» **What you should do**:
Scan the entries below for the word "placement". Copy each line that has it.
▬▬▬
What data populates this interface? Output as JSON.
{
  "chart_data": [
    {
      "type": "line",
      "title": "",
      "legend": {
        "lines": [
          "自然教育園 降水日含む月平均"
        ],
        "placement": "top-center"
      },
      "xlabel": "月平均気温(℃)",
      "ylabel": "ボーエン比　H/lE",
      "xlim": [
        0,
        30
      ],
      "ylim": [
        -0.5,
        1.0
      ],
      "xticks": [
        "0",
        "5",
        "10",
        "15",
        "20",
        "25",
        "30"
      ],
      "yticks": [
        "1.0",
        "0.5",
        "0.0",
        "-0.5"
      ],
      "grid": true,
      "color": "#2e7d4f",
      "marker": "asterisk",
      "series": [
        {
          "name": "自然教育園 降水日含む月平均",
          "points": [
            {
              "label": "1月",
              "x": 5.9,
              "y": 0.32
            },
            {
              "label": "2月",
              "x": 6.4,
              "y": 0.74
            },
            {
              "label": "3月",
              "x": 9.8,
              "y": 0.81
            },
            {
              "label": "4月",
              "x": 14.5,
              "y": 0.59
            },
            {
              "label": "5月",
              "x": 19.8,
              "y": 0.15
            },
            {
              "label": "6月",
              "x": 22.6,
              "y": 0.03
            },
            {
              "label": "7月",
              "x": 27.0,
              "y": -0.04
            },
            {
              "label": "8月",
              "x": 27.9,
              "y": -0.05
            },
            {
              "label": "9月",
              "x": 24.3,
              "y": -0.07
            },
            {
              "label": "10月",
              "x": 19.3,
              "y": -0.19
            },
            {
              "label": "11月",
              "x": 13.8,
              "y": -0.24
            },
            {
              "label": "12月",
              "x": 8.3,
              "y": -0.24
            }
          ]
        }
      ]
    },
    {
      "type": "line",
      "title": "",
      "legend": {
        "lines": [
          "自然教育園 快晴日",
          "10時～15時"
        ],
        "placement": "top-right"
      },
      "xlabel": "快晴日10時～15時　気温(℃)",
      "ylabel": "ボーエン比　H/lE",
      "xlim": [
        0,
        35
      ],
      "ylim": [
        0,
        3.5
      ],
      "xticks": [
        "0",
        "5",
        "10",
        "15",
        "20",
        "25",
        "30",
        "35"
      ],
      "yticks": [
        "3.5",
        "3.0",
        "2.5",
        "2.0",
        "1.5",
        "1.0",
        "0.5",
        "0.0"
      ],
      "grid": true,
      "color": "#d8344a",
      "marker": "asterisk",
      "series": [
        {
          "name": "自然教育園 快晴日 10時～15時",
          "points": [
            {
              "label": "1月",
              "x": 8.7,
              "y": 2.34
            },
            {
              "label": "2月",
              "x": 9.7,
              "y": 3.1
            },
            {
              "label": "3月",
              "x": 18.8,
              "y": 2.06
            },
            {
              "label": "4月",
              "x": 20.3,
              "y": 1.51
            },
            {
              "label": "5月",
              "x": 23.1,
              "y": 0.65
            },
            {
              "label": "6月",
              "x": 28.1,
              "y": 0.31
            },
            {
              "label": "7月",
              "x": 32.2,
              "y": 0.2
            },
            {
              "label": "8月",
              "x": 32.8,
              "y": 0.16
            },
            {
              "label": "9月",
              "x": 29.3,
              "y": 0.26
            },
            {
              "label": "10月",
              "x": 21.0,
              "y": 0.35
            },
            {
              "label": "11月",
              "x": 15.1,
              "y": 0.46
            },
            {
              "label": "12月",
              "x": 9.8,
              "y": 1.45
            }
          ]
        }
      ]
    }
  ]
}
▬▬▬
» **Task response**:
        "placement": "top-center"
        "placement": "top-right"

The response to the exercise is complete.